══ SUPPLIED MATERIAL
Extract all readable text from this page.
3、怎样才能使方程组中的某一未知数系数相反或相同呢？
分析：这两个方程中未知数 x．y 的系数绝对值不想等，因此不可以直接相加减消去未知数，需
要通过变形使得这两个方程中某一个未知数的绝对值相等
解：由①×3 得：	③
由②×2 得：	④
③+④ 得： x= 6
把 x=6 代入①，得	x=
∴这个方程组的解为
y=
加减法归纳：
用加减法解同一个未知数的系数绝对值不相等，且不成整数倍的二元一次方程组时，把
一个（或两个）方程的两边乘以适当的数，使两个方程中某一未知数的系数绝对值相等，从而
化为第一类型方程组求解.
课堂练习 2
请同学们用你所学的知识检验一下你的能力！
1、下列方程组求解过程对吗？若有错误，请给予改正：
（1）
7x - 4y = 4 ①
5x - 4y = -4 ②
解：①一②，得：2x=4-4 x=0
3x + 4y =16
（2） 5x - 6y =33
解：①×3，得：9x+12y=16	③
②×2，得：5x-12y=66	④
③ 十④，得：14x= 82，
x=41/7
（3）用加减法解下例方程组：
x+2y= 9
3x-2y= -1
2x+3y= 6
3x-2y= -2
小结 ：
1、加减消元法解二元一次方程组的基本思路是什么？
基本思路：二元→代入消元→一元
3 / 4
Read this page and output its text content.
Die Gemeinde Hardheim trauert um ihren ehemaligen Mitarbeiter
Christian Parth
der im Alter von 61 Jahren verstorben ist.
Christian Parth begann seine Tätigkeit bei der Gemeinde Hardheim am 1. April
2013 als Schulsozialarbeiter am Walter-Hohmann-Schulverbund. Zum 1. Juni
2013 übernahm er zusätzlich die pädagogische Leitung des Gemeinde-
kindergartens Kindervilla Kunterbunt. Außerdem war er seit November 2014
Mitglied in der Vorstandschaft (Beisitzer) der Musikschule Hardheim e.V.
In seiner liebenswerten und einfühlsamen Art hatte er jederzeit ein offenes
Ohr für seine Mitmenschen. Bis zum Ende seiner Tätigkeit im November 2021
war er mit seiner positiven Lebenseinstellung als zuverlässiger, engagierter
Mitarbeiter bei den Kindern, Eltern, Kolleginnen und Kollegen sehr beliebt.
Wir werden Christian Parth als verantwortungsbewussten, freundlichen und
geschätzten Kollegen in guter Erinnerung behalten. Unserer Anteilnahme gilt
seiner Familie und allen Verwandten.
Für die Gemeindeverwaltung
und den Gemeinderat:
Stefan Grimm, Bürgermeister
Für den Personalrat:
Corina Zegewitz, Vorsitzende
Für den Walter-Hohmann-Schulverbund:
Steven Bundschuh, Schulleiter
════
Look through the entries and find each line that has the string "Schulverbund". Copy those lines.

2013 als Schulsozialarbeiter am Walter-Hohmann-Schulverbund. Zum 1. Juni
Für den Walter-Hohmann-Schulverbund:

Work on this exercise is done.